> _Task objective_
Wherever the word "Quella" appears in the entries, copy the whole line.

> _Data supplied_
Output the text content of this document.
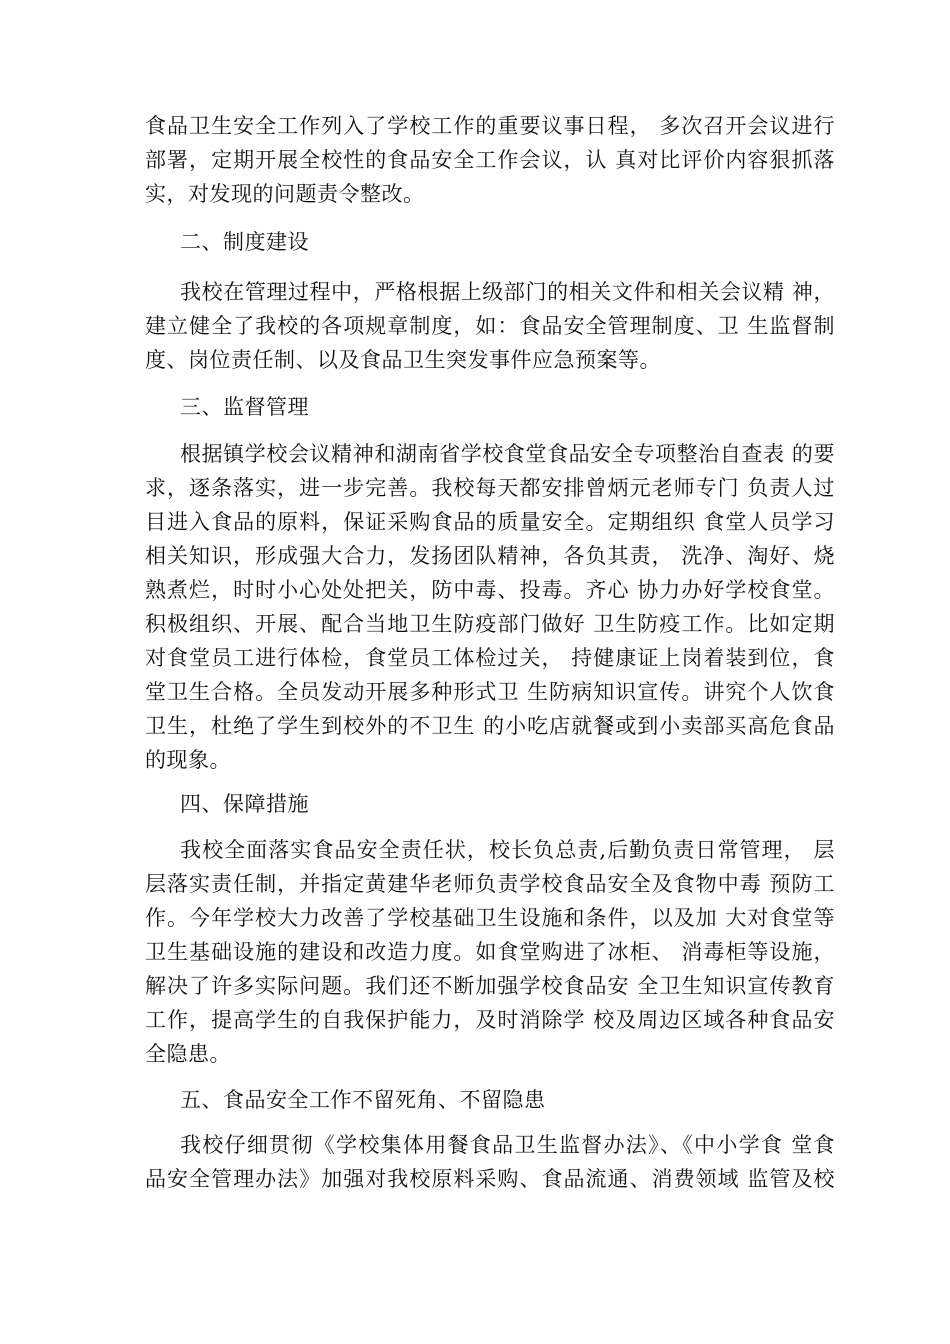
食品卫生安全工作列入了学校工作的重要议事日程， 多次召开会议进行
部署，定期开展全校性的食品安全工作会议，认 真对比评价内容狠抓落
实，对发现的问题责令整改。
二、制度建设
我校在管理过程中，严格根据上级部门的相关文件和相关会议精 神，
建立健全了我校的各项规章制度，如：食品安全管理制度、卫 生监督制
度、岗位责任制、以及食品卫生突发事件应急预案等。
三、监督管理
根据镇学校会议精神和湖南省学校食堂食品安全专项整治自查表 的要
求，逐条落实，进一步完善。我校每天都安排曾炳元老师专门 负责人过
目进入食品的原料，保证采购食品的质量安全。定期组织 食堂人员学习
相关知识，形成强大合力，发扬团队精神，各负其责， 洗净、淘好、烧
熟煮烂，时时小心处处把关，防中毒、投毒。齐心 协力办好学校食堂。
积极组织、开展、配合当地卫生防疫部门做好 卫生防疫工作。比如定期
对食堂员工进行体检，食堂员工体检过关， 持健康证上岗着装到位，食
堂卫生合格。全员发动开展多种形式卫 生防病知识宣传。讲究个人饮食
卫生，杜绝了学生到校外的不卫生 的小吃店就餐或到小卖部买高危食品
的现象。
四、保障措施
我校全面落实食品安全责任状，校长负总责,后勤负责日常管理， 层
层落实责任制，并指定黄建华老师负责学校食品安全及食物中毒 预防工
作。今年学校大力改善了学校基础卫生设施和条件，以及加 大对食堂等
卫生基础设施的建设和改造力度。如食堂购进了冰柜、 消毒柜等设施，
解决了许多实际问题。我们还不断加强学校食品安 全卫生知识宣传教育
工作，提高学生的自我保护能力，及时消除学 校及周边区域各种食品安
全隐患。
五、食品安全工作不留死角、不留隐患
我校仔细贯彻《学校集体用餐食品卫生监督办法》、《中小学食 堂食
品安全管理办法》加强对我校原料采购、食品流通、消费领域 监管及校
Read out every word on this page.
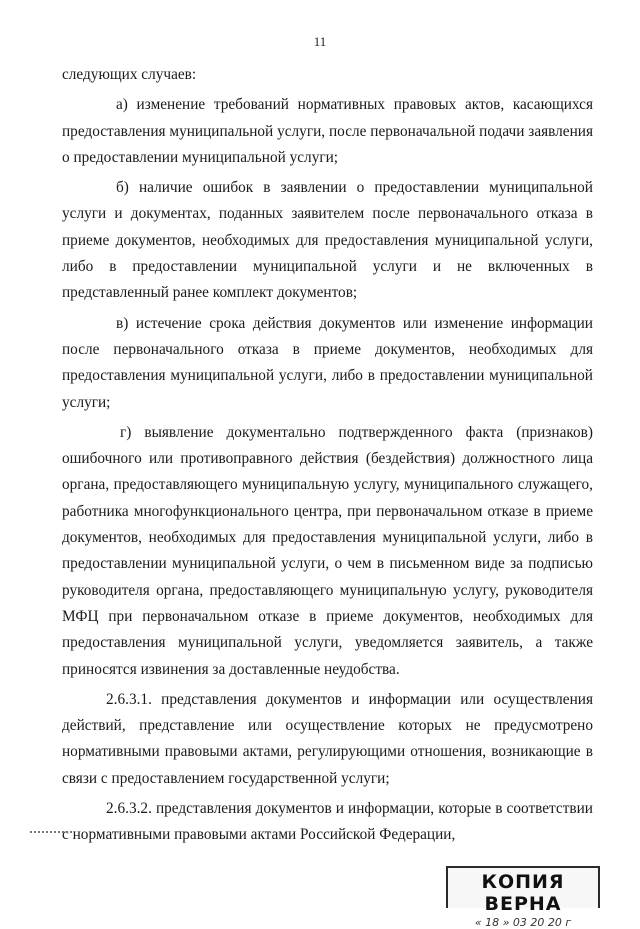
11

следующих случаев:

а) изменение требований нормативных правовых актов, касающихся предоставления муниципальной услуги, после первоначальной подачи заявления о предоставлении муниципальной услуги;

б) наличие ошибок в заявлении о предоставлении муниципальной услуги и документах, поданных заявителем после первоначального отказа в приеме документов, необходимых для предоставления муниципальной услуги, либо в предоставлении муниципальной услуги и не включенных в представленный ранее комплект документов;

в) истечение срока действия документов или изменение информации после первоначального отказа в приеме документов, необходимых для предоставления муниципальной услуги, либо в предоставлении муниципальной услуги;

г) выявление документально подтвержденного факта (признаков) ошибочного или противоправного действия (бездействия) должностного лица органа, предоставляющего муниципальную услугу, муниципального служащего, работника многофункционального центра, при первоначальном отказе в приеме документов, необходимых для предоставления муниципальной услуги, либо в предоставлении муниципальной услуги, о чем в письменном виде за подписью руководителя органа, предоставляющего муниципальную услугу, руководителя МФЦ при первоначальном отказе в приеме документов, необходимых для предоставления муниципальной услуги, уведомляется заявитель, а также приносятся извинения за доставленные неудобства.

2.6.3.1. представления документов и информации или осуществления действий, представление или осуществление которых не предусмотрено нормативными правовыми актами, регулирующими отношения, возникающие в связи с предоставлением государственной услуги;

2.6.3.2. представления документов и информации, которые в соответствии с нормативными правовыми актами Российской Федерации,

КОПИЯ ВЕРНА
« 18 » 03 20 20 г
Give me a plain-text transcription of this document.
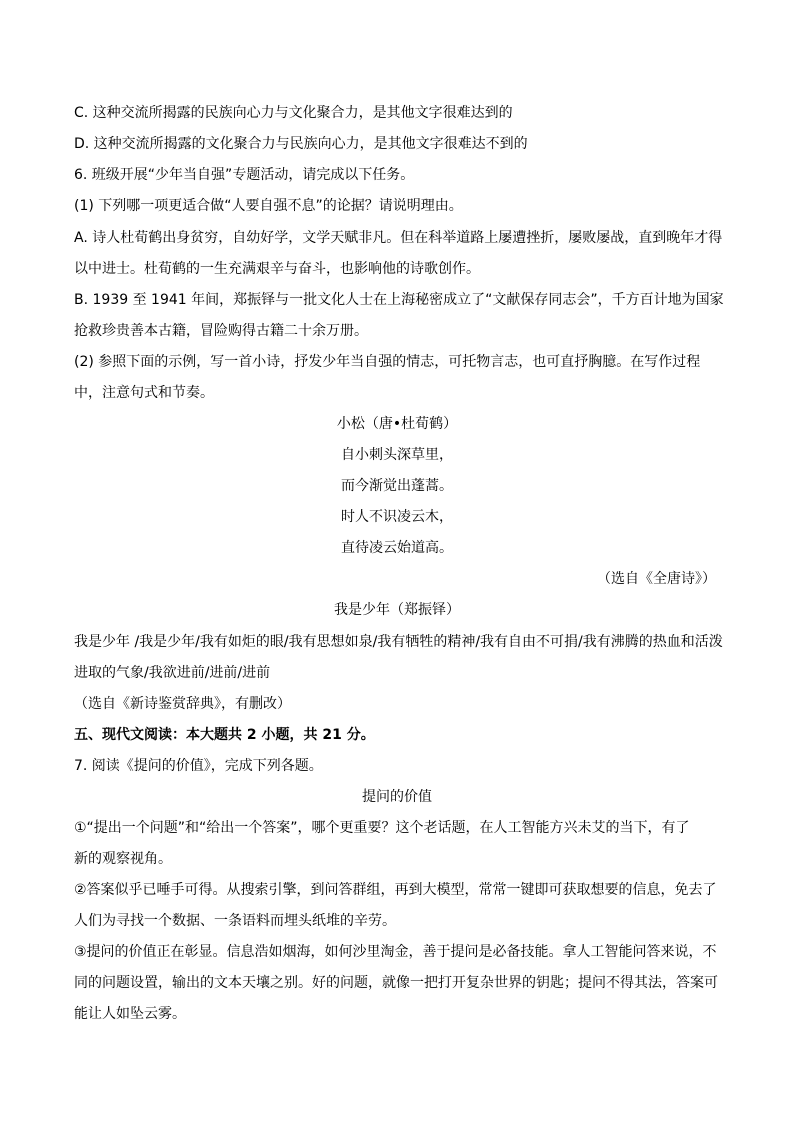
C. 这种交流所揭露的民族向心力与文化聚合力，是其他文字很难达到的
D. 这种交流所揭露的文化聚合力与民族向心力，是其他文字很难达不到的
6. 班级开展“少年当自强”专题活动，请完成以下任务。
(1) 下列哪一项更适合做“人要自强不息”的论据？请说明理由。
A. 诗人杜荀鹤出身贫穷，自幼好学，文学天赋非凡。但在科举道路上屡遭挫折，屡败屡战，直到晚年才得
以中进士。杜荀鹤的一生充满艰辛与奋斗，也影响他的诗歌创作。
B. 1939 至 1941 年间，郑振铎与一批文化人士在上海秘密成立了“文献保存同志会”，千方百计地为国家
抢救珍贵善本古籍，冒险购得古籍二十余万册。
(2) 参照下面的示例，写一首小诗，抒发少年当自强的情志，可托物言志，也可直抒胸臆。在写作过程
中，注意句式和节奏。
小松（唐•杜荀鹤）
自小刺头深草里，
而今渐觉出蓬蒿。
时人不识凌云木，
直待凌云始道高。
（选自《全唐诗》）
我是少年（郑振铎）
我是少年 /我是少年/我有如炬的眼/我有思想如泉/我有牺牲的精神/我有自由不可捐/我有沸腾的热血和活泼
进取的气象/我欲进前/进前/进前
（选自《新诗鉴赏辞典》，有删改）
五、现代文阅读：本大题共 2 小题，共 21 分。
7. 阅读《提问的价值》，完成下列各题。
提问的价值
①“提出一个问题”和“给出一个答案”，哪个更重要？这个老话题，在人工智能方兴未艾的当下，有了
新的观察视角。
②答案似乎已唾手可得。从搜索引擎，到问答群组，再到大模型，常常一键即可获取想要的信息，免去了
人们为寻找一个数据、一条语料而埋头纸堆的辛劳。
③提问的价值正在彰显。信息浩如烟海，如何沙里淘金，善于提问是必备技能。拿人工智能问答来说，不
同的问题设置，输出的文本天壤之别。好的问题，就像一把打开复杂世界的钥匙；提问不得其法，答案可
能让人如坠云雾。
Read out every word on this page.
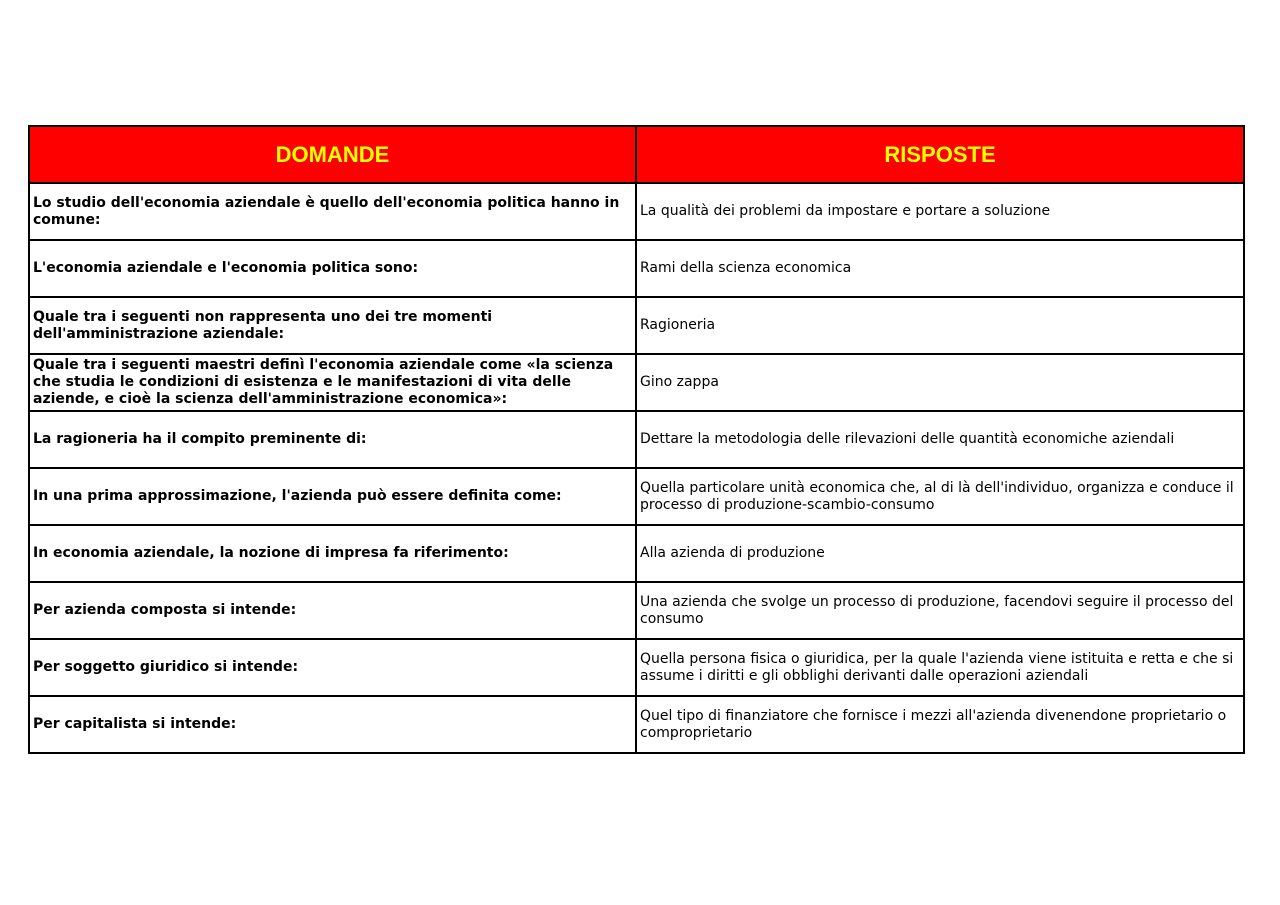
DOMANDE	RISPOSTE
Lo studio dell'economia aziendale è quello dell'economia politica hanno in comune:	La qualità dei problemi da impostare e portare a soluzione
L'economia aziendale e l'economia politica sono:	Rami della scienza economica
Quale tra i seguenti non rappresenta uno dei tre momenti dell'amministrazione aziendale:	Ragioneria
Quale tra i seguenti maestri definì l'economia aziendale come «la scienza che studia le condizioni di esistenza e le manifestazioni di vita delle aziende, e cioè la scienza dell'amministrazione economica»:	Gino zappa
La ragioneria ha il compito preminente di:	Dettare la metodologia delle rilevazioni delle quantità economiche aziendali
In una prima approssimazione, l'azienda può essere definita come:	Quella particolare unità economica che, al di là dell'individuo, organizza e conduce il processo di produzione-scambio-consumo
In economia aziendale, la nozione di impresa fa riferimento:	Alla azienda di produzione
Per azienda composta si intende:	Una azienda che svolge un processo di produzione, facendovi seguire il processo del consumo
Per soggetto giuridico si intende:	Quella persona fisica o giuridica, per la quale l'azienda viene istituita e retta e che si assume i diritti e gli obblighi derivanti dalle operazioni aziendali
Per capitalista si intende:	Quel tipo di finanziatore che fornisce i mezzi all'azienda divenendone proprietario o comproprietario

> _In response_
In una prima approssimazione, l'azienda può essere definita come:	Quella particolare unità economica che, al di là dell'individuo, organizza e conduce il processo di produzione-scambio-consumo
Per soggetto giuridico si intende:	Quella persona fisica o giuridica, per la quale l'azienda viene istituita e retta e che si assume i diritti e gli obblighi derivanti dalle operazioni aziendali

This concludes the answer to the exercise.